Tasks:
1. In the franchise agreement excerpt, how many days after authorization does the franchisee have to open the Rubio's Store for business?
2. Copy the franchise agreement excerpt from "G. You knowingly" to "your Rubio's Store.", swapping "60 days" for "90 days".

Source passage:
D. There is a material breach of any obligation under
Section 15.
E. Any Transfer that requires our prior written consent
occurs without you having obtained that prior written consent.
F. We discover that you made a material
misrepresentation or omitted a material fact in the information that was
furnished to us in connection with our decision to enter into this Agreement.
G. You knowingly falsify any report required to be
furnished to us or make any material misrepresentation in your dealings with us.
H. You fail to open your Rubio's Store for business
within 60 days after we first authorize the opening of your Rubio's Store.
I. We make a reasonable determination that continued
operation of your Rubio's Store by you will result in an imminent danger to
public health or safety.
J. You lose possession of the Premises through your own
fault or your failure to extend the lease for the Premises through the Initial
Term of this Agreement.
K. You or any member of the Control Group are convicted
of, or plead no contest to, a felony charge; a crime involving moral turpitude;
or any other crime or offense that is reasonably likely, in our sole opinion to
adversely affect us or the System.
L. You or any member of the Control Group remain in
default beyond the applicable cure period under any other agreement with us or
any Rubio's Affiliate; provided that, if the default is by a member of the
Control Group, you receive written notice of the default and a 30 day period to
cure the default.

Material:
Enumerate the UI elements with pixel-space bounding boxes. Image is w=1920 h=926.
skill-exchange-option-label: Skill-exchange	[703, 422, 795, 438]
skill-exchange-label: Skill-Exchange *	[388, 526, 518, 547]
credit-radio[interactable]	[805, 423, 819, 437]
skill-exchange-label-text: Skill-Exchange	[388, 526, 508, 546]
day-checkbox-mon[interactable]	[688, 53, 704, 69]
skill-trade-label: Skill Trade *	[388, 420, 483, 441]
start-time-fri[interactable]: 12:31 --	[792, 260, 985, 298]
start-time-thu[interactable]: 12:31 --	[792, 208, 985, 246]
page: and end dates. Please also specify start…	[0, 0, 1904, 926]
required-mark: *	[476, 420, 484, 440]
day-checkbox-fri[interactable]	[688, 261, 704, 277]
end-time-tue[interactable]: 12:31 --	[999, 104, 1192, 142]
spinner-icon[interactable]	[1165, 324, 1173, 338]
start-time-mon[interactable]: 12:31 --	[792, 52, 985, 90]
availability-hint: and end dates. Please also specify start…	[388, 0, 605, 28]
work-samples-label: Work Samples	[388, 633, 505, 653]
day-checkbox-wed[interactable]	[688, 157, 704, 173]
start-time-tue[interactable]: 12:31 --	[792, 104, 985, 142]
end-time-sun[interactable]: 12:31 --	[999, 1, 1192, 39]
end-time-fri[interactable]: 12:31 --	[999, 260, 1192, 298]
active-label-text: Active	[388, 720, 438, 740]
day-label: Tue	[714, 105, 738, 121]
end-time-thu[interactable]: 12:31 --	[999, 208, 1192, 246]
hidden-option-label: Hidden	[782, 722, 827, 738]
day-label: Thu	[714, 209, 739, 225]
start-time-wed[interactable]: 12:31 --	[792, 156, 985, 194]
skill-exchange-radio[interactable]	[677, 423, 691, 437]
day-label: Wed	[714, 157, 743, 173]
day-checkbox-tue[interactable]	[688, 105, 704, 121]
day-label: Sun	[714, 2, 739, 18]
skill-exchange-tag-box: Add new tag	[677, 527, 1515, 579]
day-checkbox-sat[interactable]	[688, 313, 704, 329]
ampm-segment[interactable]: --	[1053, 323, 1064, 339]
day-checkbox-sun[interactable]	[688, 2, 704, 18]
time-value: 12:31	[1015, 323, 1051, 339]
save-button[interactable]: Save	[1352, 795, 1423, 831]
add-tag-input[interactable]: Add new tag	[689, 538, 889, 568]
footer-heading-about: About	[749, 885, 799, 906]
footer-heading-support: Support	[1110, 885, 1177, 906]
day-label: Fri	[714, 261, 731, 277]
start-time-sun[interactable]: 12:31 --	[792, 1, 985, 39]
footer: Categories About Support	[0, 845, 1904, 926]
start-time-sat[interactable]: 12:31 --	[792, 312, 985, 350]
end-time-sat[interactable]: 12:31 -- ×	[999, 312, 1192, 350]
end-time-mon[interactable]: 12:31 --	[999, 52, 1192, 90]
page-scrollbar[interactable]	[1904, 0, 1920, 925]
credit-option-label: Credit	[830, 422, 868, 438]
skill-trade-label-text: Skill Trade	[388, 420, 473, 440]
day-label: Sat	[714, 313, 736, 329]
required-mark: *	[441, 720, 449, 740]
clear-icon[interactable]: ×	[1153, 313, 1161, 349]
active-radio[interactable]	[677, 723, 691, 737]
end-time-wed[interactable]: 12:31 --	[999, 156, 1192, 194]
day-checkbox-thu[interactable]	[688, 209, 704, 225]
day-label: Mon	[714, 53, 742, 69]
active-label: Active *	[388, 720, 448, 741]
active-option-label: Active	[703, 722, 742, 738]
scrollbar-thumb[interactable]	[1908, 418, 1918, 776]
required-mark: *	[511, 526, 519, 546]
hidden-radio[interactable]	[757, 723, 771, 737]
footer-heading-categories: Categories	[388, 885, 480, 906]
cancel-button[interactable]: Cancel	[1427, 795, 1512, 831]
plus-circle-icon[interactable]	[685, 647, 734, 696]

Solutions to the tasks:
1. 60 days

2.
G. You knowingly falsify any report required to be
furnished to us or make any material misrepresentation in your dealings with us.
H. You fail to open your Rubio's Store for business
within 90 days after we first authorize the opening of your Rubio's Store.